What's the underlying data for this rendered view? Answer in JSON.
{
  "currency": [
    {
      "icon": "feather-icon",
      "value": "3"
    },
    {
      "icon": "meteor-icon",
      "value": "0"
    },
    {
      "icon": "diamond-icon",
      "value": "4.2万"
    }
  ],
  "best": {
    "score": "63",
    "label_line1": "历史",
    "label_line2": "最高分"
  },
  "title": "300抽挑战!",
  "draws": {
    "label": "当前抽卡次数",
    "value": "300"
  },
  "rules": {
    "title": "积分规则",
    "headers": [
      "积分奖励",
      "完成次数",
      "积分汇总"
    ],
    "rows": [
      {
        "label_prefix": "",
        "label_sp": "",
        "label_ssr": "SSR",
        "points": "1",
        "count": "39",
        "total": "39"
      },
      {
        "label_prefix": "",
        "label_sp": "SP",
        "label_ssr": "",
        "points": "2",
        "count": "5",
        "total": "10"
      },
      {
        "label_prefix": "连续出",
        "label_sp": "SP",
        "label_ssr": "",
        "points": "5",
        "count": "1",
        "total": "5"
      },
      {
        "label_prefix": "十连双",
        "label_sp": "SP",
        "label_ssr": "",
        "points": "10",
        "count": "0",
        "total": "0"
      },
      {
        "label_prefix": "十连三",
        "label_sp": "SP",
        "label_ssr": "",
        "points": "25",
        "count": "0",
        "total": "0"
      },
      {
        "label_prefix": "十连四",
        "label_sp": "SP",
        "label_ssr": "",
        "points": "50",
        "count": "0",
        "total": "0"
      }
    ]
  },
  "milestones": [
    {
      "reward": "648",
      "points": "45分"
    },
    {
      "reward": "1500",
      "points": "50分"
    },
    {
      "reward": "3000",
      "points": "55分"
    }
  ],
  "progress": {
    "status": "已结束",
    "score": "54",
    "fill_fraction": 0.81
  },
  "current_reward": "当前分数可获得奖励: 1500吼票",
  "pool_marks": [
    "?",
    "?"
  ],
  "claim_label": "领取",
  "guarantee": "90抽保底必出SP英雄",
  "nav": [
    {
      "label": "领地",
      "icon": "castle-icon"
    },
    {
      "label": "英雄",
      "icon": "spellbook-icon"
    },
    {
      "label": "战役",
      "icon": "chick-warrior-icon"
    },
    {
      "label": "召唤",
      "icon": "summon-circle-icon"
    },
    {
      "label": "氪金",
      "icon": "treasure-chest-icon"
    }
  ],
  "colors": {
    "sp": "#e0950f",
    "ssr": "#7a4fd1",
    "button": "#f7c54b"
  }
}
════════════════
→ **Work instructions**
Above are entries; state the number of lines among them that contain "points", and nothing else.

→ **Response**
9